- **Directions**:
Wherever the string "rovnici" appears in a line, extract that line.

- **Extracted entries**:
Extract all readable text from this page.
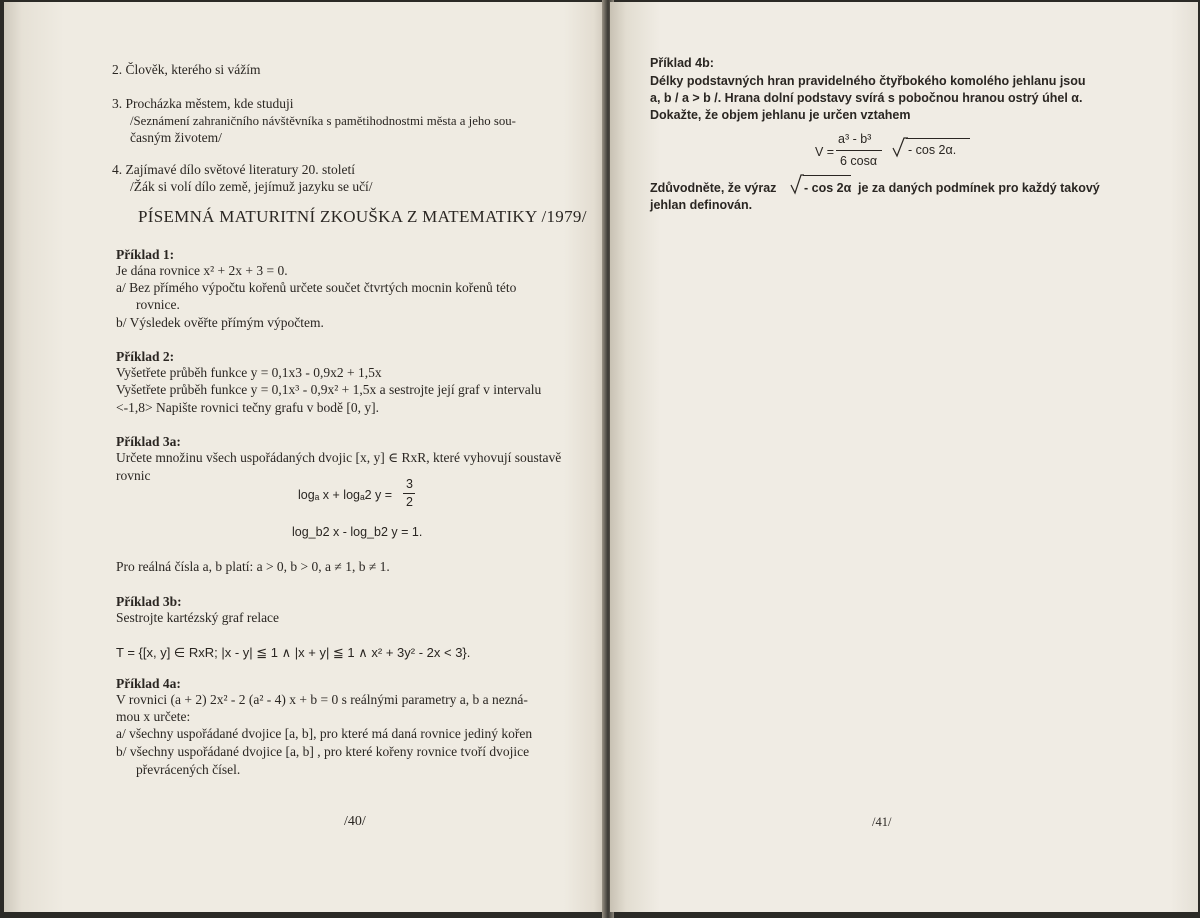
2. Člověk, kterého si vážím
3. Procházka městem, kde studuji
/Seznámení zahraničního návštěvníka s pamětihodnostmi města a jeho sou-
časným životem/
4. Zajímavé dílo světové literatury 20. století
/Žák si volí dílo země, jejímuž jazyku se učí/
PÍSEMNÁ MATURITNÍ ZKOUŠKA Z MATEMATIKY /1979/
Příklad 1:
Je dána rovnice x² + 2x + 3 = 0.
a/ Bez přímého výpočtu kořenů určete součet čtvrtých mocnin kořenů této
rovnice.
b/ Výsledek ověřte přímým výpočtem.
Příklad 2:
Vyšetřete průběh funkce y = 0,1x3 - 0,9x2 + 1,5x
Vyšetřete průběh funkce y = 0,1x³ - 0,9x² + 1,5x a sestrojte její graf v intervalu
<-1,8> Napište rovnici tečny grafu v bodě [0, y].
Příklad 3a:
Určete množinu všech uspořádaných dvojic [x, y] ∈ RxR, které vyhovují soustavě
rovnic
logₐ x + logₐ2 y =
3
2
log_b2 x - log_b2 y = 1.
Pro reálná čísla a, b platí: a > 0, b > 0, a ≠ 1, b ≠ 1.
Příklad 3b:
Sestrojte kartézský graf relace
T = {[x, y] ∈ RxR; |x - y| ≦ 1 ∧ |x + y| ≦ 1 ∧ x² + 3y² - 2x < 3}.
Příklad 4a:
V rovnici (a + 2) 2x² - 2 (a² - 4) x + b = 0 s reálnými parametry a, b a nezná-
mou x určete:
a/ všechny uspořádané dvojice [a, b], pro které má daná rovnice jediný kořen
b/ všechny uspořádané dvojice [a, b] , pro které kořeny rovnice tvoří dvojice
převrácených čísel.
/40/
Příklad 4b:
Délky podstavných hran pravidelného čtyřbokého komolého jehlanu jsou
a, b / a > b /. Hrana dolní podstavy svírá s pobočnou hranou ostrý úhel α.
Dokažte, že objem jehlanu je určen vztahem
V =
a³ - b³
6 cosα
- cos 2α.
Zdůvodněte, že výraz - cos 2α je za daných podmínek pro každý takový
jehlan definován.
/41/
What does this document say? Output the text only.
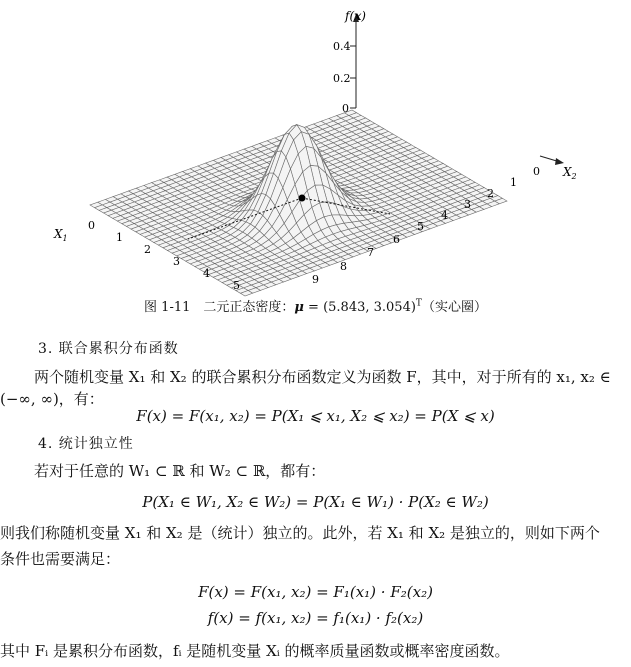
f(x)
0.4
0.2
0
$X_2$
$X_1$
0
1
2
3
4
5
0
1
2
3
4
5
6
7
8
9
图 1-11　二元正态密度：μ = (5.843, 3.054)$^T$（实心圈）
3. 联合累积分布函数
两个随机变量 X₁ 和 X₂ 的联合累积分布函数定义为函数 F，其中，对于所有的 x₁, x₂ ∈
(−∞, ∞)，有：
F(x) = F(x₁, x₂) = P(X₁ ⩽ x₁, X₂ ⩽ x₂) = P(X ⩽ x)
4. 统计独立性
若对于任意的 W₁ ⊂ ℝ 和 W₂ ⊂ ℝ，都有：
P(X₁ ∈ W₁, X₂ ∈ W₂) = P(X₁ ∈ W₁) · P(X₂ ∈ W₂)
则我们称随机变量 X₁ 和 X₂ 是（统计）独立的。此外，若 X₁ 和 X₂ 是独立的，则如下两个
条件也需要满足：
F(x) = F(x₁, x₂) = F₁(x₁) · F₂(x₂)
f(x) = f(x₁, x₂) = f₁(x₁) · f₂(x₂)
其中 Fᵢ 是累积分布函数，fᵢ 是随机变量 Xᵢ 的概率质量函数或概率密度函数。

- **Finished task**:
<-1,8> Napište rovnici tečny grafu v bodě [0, y].
V rovnici (a + 2) 2x² - 2 (a² - 4) x + b = 0 s reálnými parametry a, b a nezná-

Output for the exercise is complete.